#### Input rows

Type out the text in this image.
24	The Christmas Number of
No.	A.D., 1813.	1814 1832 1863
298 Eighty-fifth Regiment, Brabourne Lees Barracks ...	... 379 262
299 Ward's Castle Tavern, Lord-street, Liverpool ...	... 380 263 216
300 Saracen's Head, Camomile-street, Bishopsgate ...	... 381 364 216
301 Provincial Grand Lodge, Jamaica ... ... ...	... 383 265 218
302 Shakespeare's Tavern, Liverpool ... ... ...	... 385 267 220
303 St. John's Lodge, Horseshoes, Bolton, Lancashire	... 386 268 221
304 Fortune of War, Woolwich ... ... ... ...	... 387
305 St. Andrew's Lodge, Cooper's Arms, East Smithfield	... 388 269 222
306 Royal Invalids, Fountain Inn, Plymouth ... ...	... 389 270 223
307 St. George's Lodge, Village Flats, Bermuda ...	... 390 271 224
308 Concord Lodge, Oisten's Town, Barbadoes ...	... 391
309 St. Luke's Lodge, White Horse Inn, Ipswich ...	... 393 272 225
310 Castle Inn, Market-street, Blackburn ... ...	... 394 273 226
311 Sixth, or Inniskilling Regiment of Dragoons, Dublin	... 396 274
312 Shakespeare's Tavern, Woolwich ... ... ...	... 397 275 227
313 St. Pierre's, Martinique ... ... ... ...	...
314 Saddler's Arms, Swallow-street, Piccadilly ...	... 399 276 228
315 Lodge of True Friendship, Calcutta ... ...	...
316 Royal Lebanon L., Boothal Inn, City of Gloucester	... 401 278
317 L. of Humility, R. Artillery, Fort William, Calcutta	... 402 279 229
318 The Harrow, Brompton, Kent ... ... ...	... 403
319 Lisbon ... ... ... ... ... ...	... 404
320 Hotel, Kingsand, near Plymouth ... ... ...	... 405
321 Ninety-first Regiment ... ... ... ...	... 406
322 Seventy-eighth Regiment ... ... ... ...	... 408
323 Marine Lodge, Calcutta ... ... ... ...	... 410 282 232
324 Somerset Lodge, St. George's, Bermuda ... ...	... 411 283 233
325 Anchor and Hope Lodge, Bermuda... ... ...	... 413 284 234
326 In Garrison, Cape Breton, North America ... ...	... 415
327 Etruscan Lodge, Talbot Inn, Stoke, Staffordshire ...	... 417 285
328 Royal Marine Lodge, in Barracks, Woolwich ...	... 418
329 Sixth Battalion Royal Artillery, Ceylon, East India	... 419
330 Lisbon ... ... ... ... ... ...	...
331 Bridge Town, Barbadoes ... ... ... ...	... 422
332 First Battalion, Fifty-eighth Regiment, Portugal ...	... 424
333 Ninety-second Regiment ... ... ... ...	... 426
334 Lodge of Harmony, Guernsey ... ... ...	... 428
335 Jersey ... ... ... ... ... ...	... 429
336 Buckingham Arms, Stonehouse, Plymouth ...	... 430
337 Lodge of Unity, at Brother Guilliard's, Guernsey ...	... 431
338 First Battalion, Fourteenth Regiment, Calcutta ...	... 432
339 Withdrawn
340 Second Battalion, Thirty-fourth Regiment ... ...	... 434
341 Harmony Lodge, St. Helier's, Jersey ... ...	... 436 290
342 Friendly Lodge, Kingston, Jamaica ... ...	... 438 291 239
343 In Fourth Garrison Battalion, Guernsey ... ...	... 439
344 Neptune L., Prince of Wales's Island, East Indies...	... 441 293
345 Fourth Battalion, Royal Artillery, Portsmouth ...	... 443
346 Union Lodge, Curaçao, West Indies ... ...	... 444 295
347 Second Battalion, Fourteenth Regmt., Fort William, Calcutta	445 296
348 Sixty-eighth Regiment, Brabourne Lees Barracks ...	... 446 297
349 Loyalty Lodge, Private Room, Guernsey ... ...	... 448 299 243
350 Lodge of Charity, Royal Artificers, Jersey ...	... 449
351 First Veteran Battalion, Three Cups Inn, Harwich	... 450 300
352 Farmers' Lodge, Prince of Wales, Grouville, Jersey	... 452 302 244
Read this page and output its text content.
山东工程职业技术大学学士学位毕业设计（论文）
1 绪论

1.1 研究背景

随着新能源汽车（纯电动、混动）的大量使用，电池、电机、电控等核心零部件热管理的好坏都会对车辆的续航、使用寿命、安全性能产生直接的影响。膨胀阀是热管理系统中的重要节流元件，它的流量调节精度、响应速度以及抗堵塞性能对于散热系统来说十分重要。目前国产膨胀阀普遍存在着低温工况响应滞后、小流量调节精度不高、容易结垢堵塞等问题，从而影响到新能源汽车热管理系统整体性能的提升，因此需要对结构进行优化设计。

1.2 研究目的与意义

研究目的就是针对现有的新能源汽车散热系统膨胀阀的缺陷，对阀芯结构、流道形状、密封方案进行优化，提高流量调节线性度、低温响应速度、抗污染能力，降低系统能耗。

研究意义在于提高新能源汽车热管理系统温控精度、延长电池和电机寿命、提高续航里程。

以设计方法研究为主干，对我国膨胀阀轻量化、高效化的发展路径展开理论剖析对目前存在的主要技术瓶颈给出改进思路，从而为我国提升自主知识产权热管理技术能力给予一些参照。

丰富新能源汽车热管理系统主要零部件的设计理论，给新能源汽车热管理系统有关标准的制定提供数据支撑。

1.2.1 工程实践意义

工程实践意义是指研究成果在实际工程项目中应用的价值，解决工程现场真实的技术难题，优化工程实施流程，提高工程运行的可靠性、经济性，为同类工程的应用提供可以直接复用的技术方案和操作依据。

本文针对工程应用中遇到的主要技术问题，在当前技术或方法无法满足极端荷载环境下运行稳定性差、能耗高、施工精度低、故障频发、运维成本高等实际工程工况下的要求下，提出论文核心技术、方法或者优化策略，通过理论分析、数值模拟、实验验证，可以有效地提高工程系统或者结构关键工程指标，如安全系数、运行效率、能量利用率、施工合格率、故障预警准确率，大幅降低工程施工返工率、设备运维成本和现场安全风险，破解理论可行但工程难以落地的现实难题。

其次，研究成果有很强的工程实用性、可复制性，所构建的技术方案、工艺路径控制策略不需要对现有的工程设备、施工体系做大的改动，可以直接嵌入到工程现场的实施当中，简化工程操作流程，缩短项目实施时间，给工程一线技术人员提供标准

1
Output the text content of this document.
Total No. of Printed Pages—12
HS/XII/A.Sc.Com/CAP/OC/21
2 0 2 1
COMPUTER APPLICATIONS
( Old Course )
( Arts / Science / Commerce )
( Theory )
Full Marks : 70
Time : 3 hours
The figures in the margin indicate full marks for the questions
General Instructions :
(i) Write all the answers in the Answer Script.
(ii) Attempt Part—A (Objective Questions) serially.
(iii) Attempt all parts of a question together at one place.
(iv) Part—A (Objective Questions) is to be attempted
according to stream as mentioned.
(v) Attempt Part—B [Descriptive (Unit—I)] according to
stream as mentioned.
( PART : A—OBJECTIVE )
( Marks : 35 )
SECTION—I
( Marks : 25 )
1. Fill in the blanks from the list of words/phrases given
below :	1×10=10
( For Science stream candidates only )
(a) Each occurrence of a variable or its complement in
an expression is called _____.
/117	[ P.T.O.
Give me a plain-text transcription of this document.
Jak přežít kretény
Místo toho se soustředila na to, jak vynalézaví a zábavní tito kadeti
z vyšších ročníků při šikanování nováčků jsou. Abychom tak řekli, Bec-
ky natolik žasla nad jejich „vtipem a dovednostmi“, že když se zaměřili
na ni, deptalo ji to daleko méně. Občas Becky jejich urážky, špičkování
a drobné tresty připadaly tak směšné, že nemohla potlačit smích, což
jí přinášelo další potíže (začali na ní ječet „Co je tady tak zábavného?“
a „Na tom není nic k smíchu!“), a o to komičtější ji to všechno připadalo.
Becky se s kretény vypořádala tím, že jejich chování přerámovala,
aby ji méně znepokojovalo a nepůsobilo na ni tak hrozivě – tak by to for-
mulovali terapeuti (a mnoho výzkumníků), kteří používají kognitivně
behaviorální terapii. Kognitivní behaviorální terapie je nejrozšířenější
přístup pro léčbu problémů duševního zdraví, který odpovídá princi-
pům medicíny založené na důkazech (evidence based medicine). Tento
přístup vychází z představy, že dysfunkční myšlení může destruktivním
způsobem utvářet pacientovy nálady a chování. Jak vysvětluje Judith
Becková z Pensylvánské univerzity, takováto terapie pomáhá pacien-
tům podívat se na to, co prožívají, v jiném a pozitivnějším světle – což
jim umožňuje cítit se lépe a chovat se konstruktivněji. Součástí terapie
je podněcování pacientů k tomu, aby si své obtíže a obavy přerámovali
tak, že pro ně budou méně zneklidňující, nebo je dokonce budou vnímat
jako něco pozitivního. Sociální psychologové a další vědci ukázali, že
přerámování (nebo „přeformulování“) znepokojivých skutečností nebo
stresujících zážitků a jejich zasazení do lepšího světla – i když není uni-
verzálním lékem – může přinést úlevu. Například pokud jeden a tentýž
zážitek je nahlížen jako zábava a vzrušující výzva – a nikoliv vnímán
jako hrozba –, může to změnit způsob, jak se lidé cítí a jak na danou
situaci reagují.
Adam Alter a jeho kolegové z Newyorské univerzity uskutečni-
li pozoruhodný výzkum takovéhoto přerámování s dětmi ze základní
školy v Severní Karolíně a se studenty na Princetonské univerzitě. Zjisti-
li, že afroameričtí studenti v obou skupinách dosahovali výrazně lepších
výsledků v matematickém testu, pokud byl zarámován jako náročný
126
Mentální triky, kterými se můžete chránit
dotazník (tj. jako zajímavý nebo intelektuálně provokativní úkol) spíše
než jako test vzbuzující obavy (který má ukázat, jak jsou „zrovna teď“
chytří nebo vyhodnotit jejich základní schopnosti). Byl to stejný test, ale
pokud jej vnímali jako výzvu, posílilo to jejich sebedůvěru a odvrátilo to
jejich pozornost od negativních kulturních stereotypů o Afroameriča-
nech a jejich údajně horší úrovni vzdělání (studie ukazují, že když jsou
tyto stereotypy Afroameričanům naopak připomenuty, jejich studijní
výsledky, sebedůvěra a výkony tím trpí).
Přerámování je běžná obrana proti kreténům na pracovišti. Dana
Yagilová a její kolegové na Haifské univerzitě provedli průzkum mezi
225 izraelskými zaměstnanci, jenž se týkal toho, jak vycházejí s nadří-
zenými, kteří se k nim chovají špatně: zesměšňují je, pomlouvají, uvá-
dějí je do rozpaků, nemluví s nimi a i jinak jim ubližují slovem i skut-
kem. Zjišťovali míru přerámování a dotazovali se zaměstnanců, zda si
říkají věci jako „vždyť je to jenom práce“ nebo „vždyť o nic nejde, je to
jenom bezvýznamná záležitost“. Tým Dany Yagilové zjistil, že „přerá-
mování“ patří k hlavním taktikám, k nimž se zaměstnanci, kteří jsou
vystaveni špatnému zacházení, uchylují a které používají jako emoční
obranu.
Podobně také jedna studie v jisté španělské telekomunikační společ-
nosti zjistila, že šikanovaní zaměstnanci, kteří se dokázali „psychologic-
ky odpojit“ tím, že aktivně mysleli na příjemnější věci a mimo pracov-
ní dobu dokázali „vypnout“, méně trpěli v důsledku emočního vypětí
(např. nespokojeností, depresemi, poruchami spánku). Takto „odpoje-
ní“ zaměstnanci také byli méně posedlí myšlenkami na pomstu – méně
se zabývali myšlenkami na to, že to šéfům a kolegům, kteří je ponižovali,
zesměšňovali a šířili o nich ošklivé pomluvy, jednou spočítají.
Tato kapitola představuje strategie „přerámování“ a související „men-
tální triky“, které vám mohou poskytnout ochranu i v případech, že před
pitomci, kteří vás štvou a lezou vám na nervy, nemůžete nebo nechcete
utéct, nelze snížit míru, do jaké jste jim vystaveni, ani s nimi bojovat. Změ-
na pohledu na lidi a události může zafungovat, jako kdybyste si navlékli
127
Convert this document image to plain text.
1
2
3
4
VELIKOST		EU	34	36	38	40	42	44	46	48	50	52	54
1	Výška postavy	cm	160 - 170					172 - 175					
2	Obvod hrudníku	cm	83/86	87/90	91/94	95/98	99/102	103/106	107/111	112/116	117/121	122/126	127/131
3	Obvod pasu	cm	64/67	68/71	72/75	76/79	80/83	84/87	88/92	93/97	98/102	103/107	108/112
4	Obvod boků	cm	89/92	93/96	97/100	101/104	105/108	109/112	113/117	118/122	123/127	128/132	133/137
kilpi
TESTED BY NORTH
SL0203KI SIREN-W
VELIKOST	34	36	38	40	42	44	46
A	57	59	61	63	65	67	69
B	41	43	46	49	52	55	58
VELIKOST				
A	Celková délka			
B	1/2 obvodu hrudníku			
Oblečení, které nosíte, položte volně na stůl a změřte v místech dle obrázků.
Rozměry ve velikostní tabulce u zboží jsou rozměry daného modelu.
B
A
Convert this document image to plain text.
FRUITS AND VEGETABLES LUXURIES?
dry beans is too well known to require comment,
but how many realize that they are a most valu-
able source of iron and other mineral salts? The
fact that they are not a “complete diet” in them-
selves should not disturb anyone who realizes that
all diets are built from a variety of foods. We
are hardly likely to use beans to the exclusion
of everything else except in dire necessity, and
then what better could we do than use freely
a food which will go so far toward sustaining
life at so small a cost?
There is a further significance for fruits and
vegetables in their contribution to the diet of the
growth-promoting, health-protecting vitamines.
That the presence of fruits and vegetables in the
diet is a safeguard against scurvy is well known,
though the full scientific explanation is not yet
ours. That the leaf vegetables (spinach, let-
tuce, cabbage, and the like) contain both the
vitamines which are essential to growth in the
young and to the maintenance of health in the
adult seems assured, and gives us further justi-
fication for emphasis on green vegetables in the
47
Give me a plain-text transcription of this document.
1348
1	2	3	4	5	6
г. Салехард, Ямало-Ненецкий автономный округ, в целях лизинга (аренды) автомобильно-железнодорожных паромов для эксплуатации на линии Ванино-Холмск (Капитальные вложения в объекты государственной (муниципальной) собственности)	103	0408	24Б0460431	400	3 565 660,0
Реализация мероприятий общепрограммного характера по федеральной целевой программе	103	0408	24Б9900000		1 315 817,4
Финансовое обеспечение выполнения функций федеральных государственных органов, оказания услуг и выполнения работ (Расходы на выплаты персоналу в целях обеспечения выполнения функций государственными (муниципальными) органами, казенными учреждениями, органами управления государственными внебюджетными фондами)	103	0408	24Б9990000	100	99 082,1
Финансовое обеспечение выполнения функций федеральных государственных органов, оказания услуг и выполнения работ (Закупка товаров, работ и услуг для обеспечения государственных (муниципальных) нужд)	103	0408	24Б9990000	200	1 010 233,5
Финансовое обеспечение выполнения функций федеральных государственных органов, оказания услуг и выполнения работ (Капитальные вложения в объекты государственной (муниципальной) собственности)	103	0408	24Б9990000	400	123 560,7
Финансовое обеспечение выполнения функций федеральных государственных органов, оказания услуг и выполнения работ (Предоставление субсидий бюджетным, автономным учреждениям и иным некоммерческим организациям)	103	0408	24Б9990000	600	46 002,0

########

What is needed:
Filter the records above for lines containing the word "další", and copy those lines.

Answer to this problem:
jí přinášelo další potíže (začali na ní ječet „Co je tady tak zábavného?“
jako něco pozitivního. Sociální psychologové a další vědci ukázali, že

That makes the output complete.